GIVEN PROBLEM: Locate all lines with the word "JSON". Copy them.

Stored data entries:
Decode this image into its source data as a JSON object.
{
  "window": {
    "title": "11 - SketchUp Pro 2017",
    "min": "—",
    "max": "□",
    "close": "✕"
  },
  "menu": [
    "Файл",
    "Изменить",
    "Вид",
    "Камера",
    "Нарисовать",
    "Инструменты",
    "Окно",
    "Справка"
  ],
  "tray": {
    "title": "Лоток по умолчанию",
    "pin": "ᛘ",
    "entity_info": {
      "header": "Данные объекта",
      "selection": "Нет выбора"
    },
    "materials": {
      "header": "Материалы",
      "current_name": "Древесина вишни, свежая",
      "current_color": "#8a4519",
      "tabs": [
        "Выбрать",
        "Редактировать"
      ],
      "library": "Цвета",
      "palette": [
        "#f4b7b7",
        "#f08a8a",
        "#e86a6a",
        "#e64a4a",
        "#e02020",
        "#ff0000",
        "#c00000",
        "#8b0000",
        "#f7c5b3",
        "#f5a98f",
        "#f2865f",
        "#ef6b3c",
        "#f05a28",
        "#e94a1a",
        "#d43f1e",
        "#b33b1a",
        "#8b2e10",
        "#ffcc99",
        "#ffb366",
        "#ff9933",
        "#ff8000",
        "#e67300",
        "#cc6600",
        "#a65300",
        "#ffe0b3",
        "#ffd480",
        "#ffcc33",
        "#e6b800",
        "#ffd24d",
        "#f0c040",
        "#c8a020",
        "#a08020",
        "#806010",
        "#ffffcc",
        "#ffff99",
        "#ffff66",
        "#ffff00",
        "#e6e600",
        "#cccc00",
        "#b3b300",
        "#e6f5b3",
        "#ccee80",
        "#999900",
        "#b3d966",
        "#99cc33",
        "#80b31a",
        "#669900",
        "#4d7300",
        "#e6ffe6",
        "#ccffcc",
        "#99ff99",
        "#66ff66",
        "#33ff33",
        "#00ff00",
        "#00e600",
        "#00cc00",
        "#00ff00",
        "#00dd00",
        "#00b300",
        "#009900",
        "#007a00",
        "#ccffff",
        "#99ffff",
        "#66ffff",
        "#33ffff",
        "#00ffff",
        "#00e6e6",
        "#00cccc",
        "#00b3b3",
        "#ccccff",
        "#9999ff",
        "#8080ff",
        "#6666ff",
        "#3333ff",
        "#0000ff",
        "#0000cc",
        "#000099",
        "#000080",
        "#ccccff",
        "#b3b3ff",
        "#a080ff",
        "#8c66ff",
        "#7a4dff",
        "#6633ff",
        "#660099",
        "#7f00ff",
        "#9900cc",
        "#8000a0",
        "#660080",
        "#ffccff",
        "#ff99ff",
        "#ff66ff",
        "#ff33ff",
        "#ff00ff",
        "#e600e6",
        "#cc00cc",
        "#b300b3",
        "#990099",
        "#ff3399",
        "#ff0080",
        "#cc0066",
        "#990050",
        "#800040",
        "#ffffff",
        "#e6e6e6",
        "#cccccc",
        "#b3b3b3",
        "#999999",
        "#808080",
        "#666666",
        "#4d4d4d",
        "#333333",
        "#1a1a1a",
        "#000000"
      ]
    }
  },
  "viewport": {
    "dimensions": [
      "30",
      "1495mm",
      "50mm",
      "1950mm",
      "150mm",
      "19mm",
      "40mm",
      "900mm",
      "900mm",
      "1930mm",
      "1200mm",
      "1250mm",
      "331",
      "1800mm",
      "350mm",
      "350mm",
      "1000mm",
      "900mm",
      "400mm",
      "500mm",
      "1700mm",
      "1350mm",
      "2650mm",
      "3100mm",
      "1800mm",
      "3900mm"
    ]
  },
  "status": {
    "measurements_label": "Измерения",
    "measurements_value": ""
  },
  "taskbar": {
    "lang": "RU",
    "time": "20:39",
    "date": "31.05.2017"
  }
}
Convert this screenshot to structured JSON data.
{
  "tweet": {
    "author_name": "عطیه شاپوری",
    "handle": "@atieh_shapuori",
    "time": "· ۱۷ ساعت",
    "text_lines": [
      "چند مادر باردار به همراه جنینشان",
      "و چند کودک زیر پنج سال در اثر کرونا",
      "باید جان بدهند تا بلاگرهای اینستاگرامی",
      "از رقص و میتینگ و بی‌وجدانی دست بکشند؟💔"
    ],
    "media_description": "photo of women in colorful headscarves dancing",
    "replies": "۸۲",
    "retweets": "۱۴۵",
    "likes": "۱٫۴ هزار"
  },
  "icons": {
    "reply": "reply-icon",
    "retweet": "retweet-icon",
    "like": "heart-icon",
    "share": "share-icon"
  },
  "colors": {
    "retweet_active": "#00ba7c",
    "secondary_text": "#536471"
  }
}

OUTPUT FOR THIS TASK:
Decode this image into its source data as a JSON object.
Convert this screenshot to structured JSON data.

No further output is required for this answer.